__Your task__. Using the data below, copy each line that includes the word "Potential".

(Data items)
•••
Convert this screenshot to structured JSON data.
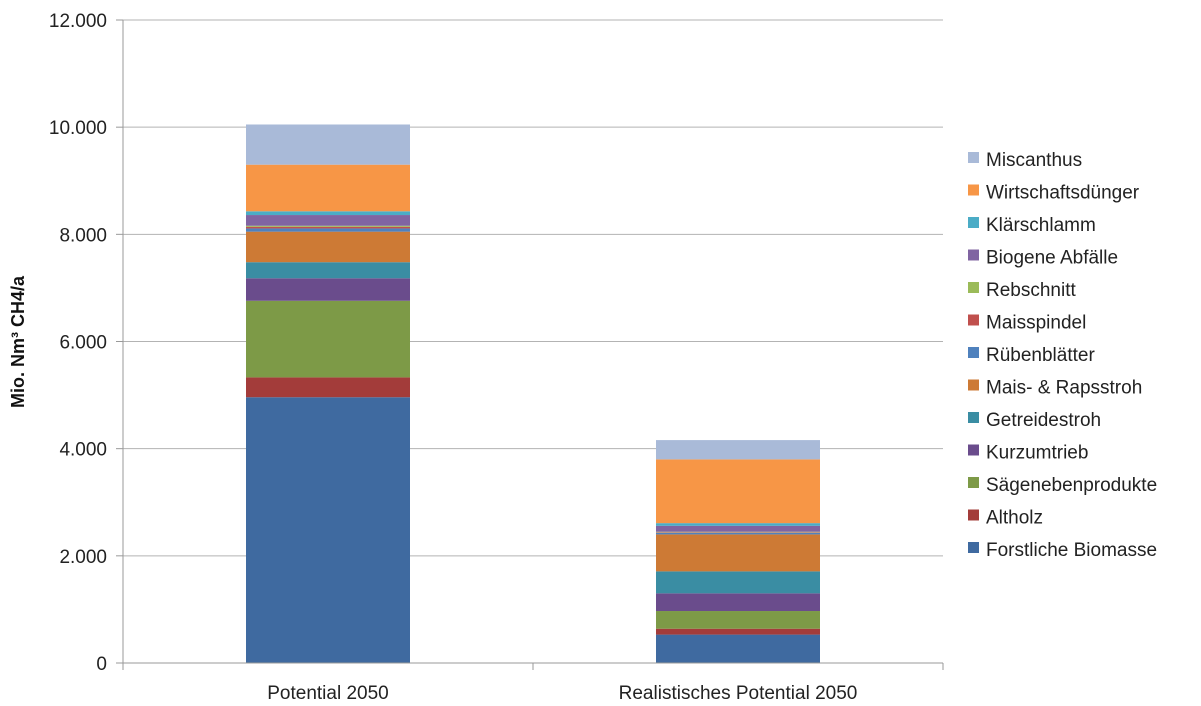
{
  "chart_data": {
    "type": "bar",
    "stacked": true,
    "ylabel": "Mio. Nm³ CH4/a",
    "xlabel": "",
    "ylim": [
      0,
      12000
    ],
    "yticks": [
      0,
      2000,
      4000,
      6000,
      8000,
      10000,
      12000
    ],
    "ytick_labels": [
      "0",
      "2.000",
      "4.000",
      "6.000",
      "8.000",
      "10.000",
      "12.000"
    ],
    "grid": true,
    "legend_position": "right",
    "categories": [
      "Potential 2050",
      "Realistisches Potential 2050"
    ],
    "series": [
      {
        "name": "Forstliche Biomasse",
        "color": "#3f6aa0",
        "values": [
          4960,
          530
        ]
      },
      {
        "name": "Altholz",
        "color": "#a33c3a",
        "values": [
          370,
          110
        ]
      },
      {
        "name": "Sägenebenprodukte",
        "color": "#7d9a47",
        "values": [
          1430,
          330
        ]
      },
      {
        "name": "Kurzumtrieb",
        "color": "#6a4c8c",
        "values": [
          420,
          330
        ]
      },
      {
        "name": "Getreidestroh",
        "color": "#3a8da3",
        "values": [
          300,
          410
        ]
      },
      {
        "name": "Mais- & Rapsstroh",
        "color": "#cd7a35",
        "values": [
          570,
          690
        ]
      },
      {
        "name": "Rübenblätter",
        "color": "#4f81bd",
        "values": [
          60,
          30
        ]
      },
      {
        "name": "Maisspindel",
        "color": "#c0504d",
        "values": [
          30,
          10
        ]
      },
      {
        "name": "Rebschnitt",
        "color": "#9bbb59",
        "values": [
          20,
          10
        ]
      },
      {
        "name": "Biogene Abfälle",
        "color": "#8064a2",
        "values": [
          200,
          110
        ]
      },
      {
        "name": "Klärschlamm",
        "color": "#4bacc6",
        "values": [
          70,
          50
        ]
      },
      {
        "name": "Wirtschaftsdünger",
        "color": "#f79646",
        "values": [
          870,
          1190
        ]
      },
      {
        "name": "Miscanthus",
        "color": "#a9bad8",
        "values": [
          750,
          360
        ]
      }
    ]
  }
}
•••
__Exercise answer__.
      "Potential 2050",
      "Realistisches Potential 2050"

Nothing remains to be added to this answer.